> **Figure content listings**
··········
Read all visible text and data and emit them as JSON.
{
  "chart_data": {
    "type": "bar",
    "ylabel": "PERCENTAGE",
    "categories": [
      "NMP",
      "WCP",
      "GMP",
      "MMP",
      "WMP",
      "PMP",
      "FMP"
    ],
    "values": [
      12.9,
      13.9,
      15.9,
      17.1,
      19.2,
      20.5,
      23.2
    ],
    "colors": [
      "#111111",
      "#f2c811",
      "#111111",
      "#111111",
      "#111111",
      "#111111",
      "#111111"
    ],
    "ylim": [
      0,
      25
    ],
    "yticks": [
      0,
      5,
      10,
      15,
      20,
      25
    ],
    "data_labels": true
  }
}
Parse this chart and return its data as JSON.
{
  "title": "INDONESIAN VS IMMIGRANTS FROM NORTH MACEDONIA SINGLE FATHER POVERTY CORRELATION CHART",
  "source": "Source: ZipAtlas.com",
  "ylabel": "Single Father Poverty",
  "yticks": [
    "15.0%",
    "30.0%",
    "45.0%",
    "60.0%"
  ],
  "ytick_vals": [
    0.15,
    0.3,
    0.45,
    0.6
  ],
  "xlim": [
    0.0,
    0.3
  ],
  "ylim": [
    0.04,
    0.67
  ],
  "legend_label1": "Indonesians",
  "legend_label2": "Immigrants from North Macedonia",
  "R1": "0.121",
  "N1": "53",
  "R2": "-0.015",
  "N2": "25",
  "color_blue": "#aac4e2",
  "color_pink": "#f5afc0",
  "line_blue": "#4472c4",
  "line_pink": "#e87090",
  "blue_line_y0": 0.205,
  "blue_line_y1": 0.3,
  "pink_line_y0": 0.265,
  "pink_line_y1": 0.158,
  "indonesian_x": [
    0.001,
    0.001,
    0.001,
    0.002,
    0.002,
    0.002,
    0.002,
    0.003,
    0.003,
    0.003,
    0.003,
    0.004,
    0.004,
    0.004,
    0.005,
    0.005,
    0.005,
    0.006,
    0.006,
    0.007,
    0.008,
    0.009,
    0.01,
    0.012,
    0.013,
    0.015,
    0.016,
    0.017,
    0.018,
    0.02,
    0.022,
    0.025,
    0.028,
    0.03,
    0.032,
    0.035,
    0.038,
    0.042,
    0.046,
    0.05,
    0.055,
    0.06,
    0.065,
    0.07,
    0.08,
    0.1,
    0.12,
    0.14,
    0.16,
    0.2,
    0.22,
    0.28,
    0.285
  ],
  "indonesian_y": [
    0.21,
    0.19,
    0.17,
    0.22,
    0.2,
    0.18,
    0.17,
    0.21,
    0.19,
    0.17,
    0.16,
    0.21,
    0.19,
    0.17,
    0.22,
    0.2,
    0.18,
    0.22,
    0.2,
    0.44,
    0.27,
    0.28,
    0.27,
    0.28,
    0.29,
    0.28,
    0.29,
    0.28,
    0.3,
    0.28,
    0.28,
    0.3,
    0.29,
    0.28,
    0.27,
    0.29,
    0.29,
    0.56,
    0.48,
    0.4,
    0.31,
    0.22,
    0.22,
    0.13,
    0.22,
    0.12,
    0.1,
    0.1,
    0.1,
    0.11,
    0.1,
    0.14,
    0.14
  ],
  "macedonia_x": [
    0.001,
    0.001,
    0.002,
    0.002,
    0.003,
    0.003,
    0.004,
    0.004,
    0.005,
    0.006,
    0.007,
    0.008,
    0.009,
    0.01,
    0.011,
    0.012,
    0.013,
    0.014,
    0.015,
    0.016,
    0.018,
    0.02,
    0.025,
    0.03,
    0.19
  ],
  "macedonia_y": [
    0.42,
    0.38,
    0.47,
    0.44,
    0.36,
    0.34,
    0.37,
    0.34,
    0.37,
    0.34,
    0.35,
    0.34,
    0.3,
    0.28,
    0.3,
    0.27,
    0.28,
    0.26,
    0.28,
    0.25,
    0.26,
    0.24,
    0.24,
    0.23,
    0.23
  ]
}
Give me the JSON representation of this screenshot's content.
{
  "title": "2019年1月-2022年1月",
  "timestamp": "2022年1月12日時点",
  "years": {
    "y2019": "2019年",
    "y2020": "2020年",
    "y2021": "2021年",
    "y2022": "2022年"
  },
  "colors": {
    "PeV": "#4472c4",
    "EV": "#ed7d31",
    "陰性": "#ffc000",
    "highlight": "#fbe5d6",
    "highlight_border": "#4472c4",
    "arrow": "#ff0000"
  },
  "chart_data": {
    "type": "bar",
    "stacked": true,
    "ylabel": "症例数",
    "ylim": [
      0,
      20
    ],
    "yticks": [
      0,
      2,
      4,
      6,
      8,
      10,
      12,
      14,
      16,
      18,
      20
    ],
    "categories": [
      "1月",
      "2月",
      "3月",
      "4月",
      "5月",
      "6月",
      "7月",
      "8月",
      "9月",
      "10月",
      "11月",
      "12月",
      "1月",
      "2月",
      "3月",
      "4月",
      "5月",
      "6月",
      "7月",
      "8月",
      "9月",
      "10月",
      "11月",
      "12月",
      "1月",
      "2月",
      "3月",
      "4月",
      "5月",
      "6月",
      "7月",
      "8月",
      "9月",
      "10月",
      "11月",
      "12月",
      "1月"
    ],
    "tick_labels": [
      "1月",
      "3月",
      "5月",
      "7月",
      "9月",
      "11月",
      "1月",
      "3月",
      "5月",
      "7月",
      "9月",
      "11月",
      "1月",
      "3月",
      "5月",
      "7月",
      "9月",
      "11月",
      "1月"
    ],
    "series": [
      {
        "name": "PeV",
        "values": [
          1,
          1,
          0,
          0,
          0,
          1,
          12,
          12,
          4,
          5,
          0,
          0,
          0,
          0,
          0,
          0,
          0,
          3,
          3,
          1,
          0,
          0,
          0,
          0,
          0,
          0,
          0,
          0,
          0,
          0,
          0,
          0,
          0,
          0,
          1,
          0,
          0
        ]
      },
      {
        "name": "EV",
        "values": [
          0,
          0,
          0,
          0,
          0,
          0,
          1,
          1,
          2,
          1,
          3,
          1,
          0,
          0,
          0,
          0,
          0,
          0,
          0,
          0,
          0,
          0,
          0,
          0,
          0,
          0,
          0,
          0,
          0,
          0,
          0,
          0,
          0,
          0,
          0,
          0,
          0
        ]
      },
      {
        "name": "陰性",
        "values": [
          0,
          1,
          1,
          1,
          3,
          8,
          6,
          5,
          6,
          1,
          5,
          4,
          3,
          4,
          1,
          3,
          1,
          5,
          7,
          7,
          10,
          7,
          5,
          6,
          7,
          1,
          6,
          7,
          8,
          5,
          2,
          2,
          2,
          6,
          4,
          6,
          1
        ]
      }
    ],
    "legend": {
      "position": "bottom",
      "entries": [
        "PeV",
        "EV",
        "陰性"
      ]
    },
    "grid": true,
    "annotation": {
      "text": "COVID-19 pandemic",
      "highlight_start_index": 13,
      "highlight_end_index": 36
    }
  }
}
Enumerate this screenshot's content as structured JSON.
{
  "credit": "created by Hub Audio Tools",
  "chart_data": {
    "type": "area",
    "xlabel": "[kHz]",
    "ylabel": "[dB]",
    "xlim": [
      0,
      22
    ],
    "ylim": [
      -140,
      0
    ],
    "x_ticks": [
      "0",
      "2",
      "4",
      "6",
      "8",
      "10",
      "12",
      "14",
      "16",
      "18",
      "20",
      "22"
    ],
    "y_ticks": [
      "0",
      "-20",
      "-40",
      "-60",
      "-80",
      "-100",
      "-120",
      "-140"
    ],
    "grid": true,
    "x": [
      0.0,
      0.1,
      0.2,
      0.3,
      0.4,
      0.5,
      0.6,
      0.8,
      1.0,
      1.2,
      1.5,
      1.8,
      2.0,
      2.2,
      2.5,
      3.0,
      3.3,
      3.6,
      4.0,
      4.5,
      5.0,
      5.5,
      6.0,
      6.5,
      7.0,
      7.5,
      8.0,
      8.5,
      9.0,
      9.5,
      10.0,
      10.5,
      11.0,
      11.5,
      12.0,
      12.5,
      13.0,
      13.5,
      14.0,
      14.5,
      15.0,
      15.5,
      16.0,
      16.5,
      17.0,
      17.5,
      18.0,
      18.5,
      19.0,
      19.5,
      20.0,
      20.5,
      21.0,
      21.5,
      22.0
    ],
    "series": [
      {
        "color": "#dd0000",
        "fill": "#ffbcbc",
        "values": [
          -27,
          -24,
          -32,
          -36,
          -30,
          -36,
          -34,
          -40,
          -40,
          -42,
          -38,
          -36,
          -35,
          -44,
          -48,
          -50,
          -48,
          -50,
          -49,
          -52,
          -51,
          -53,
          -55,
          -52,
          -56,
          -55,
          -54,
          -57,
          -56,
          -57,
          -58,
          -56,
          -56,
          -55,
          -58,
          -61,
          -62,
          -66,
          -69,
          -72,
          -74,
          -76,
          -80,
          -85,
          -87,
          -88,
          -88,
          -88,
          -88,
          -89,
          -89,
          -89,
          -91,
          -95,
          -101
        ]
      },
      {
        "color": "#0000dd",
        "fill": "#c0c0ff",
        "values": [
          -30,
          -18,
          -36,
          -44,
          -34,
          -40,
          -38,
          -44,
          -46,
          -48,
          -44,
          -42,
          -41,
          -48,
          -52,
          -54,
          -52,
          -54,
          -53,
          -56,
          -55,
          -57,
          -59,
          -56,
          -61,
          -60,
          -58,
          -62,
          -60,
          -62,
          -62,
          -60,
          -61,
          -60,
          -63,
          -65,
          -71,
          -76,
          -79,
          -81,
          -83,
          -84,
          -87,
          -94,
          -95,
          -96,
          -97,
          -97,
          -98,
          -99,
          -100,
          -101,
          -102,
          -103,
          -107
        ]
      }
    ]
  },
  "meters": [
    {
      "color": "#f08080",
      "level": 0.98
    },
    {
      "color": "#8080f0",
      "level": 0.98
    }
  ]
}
··········
> **Given exercise**
Gather each line of the listing that holds the string "JSON".

> **Correct output**
Read all visible text and data and emit them as JSON.
Parse this chart and return its data as JSON.
Give me the JSON representation of this screenshot's content.
Enumerate this screenshot's content as structured JSON.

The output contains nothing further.